*WHAT YOU SHOULD DO*
Pictures within the data are to be left out; everything else must be reproduced exactly.

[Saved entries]
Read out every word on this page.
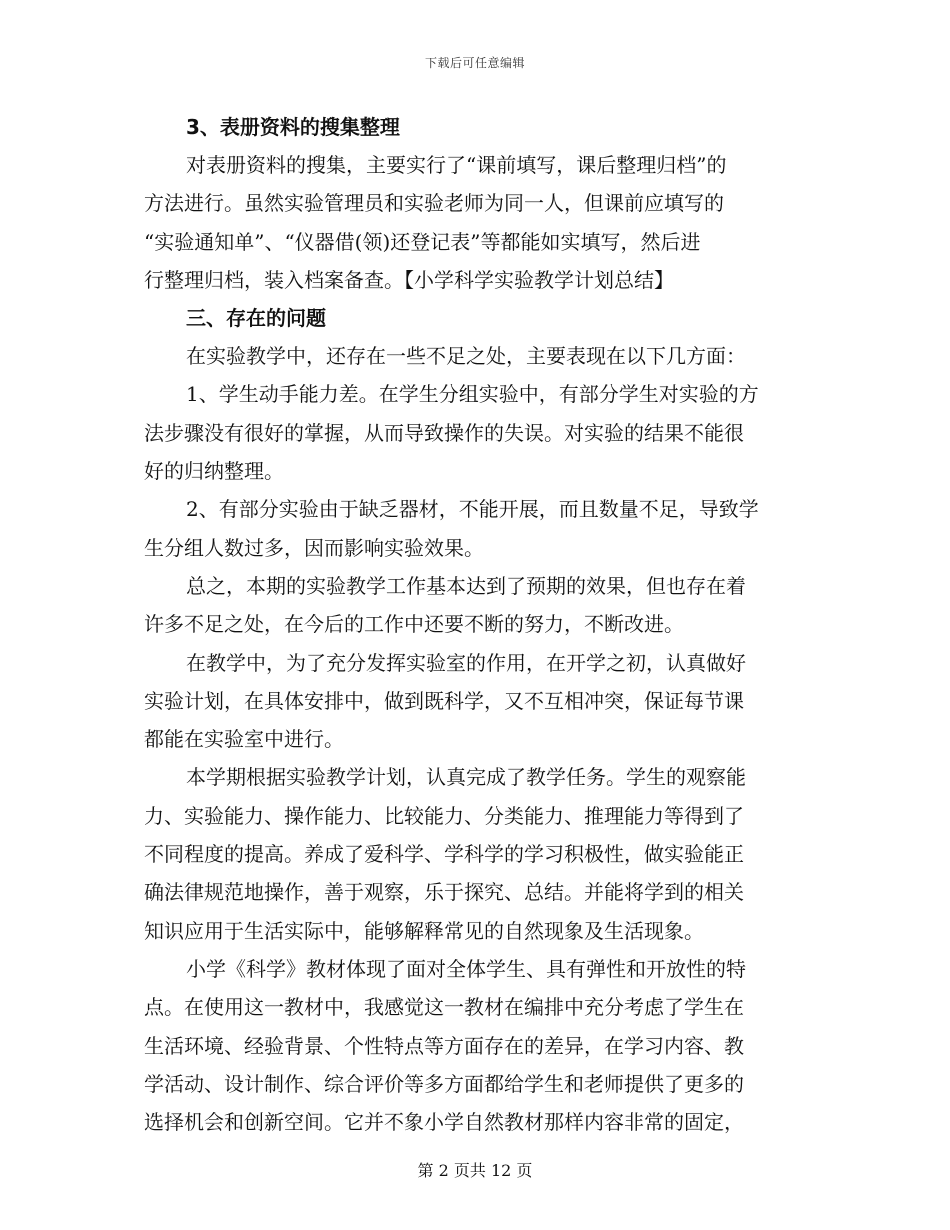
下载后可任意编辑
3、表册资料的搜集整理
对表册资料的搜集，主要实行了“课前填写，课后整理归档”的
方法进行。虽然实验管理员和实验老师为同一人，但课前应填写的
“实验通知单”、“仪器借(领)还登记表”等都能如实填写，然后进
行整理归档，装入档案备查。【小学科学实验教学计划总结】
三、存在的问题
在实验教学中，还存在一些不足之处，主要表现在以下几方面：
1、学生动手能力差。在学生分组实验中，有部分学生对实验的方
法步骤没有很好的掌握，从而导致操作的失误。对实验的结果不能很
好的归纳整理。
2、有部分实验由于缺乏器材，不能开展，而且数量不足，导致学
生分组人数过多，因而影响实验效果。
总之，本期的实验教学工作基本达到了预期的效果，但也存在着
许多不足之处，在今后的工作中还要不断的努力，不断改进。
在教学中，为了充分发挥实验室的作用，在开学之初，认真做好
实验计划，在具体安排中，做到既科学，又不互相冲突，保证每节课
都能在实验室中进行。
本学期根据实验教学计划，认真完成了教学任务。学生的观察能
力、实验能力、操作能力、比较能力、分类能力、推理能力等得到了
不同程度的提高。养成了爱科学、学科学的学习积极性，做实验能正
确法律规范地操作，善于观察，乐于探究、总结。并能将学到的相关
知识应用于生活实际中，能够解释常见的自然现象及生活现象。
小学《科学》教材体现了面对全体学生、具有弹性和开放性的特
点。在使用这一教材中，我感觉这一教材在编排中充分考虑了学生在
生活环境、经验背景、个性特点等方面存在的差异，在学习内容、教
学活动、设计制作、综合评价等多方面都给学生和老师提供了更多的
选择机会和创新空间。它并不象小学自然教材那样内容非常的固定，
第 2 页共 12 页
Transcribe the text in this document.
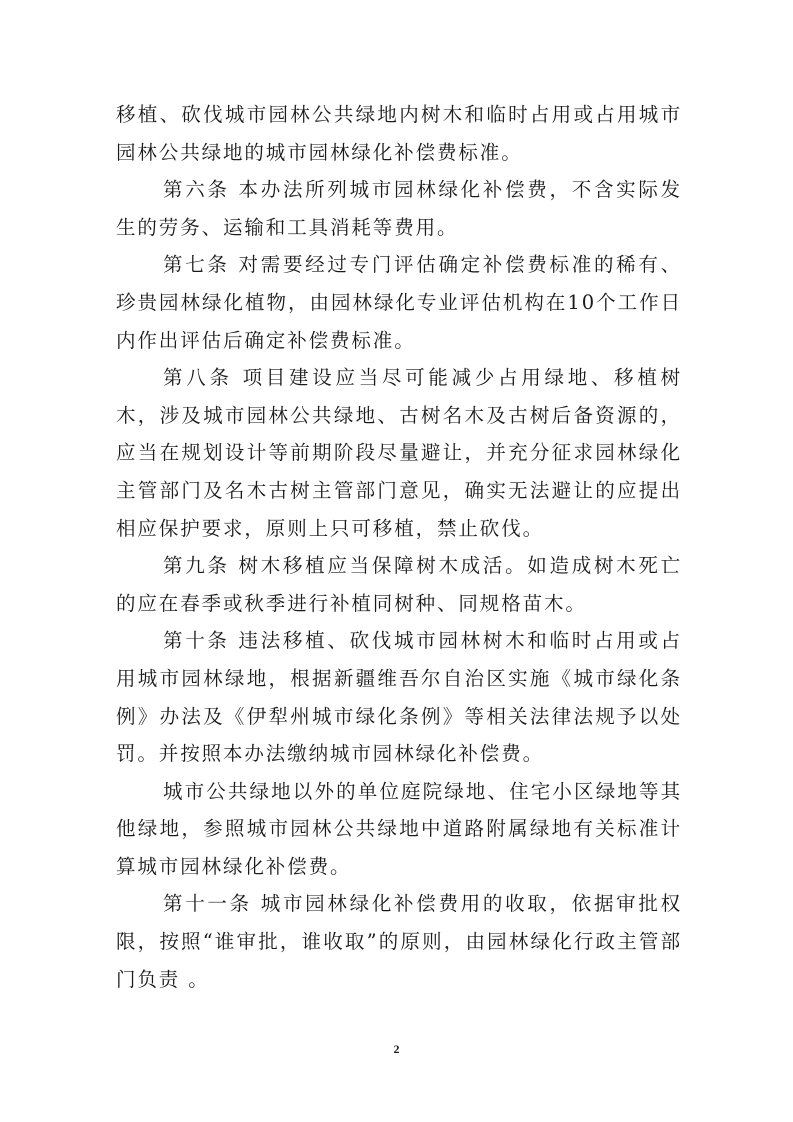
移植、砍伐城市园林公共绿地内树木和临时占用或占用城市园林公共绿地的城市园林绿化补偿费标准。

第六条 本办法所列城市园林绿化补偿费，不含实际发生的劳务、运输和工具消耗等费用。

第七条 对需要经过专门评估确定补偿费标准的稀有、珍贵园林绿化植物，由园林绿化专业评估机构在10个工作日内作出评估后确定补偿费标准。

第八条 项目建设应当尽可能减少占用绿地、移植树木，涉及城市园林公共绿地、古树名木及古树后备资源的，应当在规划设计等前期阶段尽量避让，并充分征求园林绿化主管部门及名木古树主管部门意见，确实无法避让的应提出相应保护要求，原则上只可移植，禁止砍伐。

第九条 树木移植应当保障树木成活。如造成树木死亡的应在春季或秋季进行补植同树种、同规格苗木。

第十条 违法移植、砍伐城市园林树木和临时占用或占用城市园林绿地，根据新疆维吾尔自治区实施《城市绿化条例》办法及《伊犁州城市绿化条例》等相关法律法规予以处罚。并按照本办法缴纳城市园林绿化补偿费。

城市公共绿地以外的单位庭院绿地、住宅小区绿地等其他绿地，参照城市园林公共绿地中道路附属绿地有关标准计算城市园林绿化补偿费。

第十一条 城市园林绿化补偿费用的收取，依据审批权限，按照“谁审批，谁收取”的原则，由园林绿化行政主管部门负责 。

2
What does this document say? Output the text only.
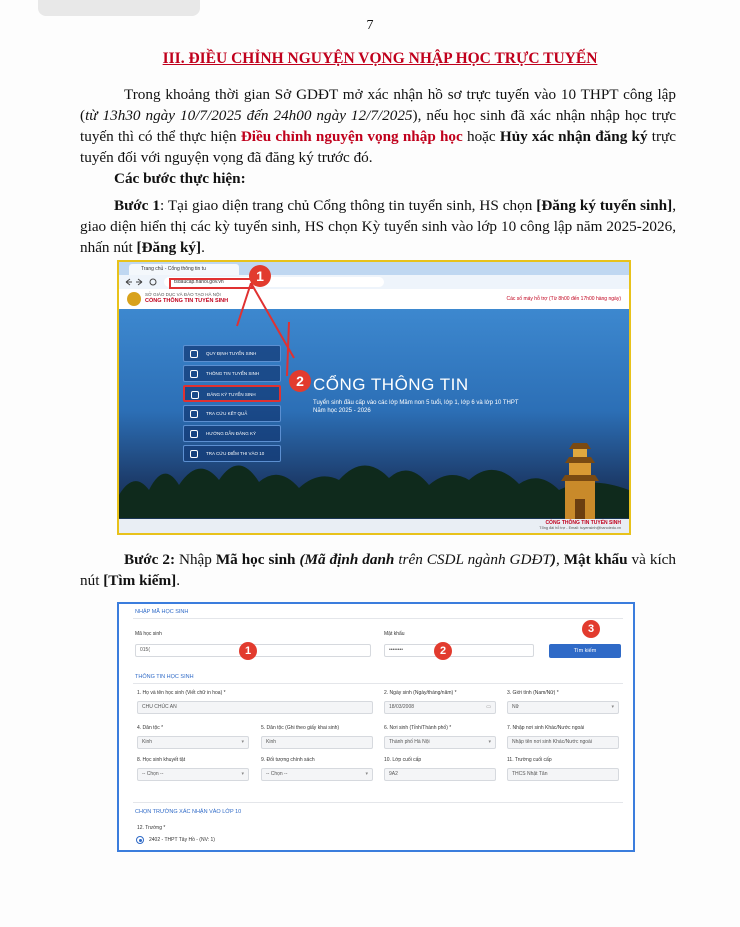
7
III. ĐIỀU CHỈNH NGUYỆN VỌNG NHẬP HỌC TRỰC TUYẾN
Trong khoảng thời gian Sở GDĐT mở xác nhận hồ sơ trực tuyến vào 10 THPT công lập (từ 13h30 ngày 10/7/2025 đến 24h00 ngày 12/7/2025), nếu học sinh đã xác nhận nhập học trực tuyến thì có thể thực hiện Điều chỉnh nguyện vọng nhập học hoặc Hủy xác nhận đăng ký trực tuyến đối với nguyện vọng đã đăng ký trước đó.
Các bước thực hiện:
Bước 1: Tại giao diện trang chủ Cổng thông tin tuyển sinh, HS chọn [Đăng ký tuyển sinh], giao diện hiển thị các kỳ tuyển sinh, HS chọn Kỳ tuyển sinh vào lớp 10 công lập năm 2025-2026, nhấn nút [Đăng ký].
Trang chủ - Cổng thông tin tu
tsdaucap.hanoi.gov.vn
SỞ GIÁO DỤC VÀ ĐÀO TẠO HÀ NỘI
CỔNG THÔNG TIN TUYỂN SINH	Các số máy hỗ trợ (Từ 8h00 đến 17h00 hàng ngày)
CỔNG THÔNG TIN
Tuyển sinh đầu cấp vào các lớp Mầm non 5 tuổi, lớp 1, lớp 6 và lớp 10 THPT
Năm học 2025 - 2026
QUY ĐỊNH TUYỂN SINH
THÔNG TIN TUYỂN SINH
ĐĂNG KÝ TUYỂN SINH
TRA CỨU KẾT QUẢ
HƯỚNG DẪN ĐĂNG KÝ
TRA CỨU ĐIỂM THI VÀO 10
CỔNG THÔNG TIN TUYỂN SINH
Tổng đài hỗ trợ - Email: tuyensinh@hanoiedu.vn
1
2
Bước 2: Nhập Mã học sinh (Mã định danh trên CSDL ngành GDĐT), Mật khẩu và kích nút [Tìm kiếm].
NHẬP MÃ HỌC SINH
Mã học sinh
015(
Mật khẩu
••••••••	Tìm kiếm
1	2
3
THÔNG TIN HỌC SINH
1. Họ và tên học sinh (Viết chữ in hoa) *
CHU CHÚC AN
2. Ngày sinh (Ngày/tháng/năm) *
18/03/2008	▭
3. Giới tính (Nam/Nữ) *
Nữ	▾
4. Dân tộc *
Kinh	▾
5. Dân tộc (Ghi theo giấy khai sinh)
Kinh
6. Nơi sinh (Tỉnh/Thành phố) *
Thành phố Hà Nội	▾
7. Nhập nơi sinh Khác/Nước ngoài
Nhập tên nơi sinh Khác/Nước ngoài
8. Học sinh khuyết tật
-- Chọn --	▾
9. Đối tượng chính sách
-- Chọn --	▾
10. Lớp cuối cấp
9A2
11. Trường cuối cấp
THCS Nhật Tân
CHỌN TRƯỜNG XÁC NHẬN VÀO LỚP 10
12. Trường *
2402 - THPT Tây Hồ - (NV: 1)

*EXERCISE OUTPUT*
Read out every word on this page.
下载后可任意编辑
3、表册资料的搜集整理
对表册资料的搜集，主要实行了“课前填写，课后整理归档”的
方法进行。虽然实验管理员和实验老师为同一人，但课前应填写的
“实验通知单”、“仪器借(领)还登记表”等都能如实填写，然后进
行整理归档，装入档案备查。【小学科学实验教学计划总结】
三、存在的问题
在实验教学中，还存在一些不足之处，主要表现在以下几方面：
1、学生动手能力差。在学生分组实验中，有部分学生对实验的方
法步骤没有很好的掌握，从而导致操作的失误。对实验的结果不能很
好的归纳整理。
2、有部分实验由于缺乏器材，不能开展，而且数量不足，导致学
生分组人数过多，因而影响实验效果。
总之，本期的实验教学工作基本达到了预期的效果，但也存在着
许多不足之处，在今后的工作中还要不断的努力，不断改进。
在教学中，为了充分发挥实验室的作用，在开学之初，认真做好
实验计划，在具体安排中，做到既科学，又不互相冲突，保证每节课
都能在实验室中进行。
本学期根据实验教学计划，认真完成了教学任务。学生的观察能
力、实验能力、操作能力、比较能力、分类能力、推理能力等得到了
不同程度的提高。养成了爱科学、学科学的学习积极性，做实验能正
确法律规范地操作，善于观察，乐于探究、总结。并能将学到的相关
知识应用于生活实际中，能够解释常见的自然现象及生活现象。
小学《科学》教材体现了面对全体学生、具有弹性和开放性的特
点。在使用这一教材中，我感觉这一教材在编排中充分考虑了学生在
生活环境、经验背景、个性特点等方面存在的差异，在学习内容、教
学活动、设计制作、综合评价等多方面都给学生和老师提供了更多的
选择机会和创新空间。它并不象小学自然教材那样内容非常的固定，
第 2 页共 12 页
Transcribe the text in this document.
移植、砍伐城市园林公共绿地内树木和临时占用或占用城市园林公共绿地的城市园林绿化补偿费标准。

第六条 本办法所列城市园林绿化补偿费，不含实际发生的劳务、运输和工具消耗等费用。

第七条 对需要经过专门评估确定补偿费标准的稀有、珍贵园林绿化植物，由园林绿化专业评估机构在10个工作日内作出评估后确定补偿费标准。

第八条 项目建设应当尽可能减少占用绿地、移植树木，涉及城市园林公共绿地、古树名木及古树后备资源的，应当在规划设计等前期阶段尽量避让，并充分征求园林绿化主管部门及名木古树主管部门意见，确实无法避让的应提出相应保护要求，原则上只可移植，禁止砍伐。

第九条 树木移植应当保障树木成活。如造成树木死亡的应在春季或秋季进行补植同树种、同规格苗木。

第十条 违法移植、砍伐城市园林树木和临时占用或占用城市园林绿地，根据新疆维吾尔自治区实施《城市绿化条例》办法及《伊犁州城市绿化条例》等相关法律法规予以处罚。并按照本办法缴纳城市园林绿化补偿费。

城市公共绿地以外的单位庭院绿地、住宅小区绿地等其他绿地，参照城市园林公共绿地中道路附属绿地有关标准计算城市园林绿化补偿费。

第十一条 城市园林绿化补偿费用的收取，依据审批权限，按照“谁审批，谁收取”的原则，由园林绿化行政主管部门负责 。

2
What does this document say? Output the text only.
7
III. ĐIỀU CHỈNH NGUYỆN VỌNG NHẬP HỌC TRỰC TUYẾN
Trong khoảng thời gian Sở GDĐT mở xác nhận hồ sơ trực tuyến vào 10 THPT công lập (từ 13h30 ngày 10/7/2025 đến 24h00 ngày 12/7/2025), nếu học sinh đã xác nhận nhập học trực tuyến thì có thể thực hiện Điều chỉnh nguyện vọng nhập học hoặc Hủy xác nhận đăng ký trực tuyến đối với nguyện vọng đã đăng ký trước đó.
Các bước thực hiện:
Bước 1: Tại giao diện trang chủ Cổng thông tin tuyển sinh, HS chọn [Đăng ký tuyển sinh], giao diện hiển thị các kỳ tuyển sinh, HS chọn Kỳ tuyển sinh vào lớp 10 công lập năm 2025-2026, nhấn nút [Đăng ký].
Trang chủ - Cổng thông tin tu
tsdaucap.hanoi.gov.vn
SỞ GIÁO DỤC VÀ ĐÀO TẠO HÀ NỘI
CỔNG THÔNG TIN TUYỂN SINH	Các số máy hỗ trợ (Từ 8h00 đến 17h00 hàng ngày)
CỔNG THÔNG TIN
Tuyển sinh đầu cấp vào các lớp Mầm non 5 tuổi, lớp 1, lớp 6 và lớp 10 THPT
Năm học 2025 - 2026
QUY ĐỊNH TUYỂN SINH
THÔNG TIN TUYỂN SINH
ĐĂNG KÝ TUYỂN SINH
TRA CỨU KẾT QUẢ
HƯỚNG DẪN ĐĂNG KÝ
TRA CỨU ĐIỂM THI VÀO 10
CỔNG THÔNG TIN TUYỂN SINH
Tổng đài hỗ trợ - Email: tuyensinh@hanoiedu.vn
1
2
Bước 2: Nhập Mã học sinh (Mã định danh trên CSDL ngành GDĐT), Mật khẩu và kích nút [Tìm kiếm].
NHẬP MÃ HỌC SINH
Mã học sinh
015(
Mật khẩu
••••••••	Tìm kiếm
1	2
3
THÔNG TIN HỌC SINH
1. Họ và tên học sinh (Viết chữ in hoa) *
CHU CHÚC AN
2. Ngày sinh (Ngày/tháng/năm) *
18/03/2008	▭
3. Giới tính (Nam/Nữ) *
Nữ	▾
4. Dân tộc *
Kinh	▾
5. Dân tộc (Ghi theo giấy khai sinh)
Kinh
6. Nơi sinh (Tỉnh/Thành phố) *
Thành phố Hà Nội	▾
7. Nhập nơi sinh Khác/Nước ngoài
Nhập tên nơi sinh Khác/Nước ngoài
8. Học sinh khuyết tật
-- Chọn --	▾
9. Đối tượng chính sách
-- Chọn --	▾
10. Lớp cuối cấp
9A2
11. Trường cuối cấp
THCS Nhật Tân
CHỌN TRƯỜNG XÁC NHẬN VÀO LỚP 10
12. Trường *
2402 - THPT Tây Hồ - (NV: 1)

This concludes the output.